◆ **JOB**: Carry none of the pictures over; set down the material below exactly.

┌──

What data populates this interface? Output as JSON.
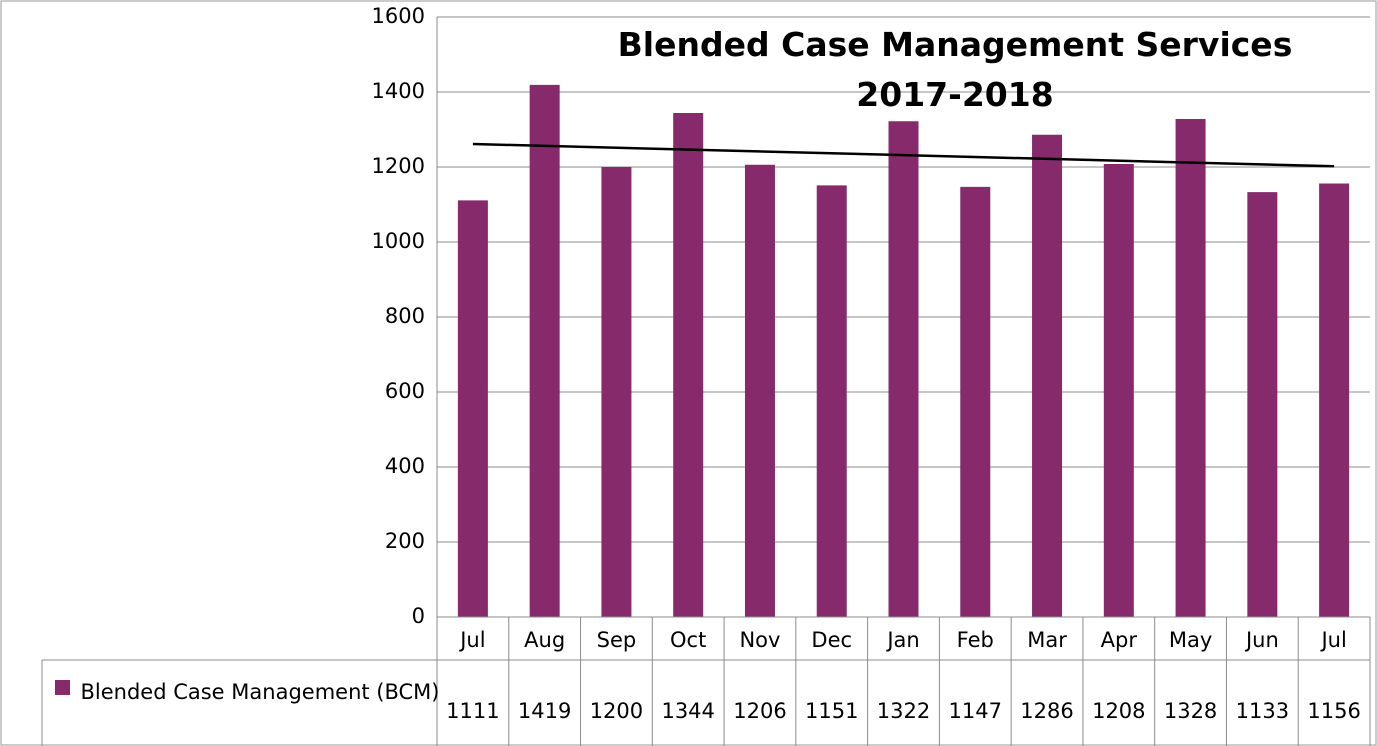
{
  "chart_data": {
    "type": "bar",
    "title": "Blended Case Management Services 2017-2018",
    "categories": [
      "Jul",
      "Aug",
      "Sep",
      "Oct",
      "Nov",
      "Dec",
      "Jan",
      "Feb",
      "Mar",
      "Apr",
      "May",
      "Jun",
      "Jul"
    ],
    "series": [
      {
        "name": "Blended Case Management (BCM)",
        "color": "#862a6c",
        "values": [
          1111,
          1419,
          1200,
          1344,
          1206,
          1151,
          1322,
          1147,
          1286,
          1208,
          1328,
          1133,
          1156
        ]
      }
    ],
    "ylim": [
      0,
      1600
    ],
    "yticks": [
      0,
      200,
      400,
      600,
      800,
      1000,
      1200,
      1400,
      1600
    ],
    "grid": true,
    "trendline": true,
    "data_table": true
  }
}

└──

◆ **ANSWER TO THE PROBLEM**:
What data populates this interface? Output as JSON.
{
  "chart_data": {
    "type": "bar",
    "title": "Blended Case Management Services 2017-2018",
    "categories": [
      "Jul",
      "Aug",
      "Sep",
      "Oct",
      "Nov",
      "Dec",
      "Jan",
      "Feb",
      "Mar",
      "Apr",
      "May",
      "Jun",
      "Jul"
    ],
    "series": [
      {
        "name": "Blended Case Management (BCM)",
        "color": "#862a6c",
        "values": [
          1111,
          1419,
          1200,
          1344,
          1206,
          1151,
          1322,
          1147,
          1286,
          1208,
          1328,
          1133,
          1156
        ]
      }
    ],
    "ylim": [
      0,
      1600
    ],
    "yticks": [
      0,
      200,
      400,
      600,
      800,
      1000,
      1200,
      1400,
      1600
    ],
    "grid": true,
    "trendline": true,
    "data_table": true
  }
}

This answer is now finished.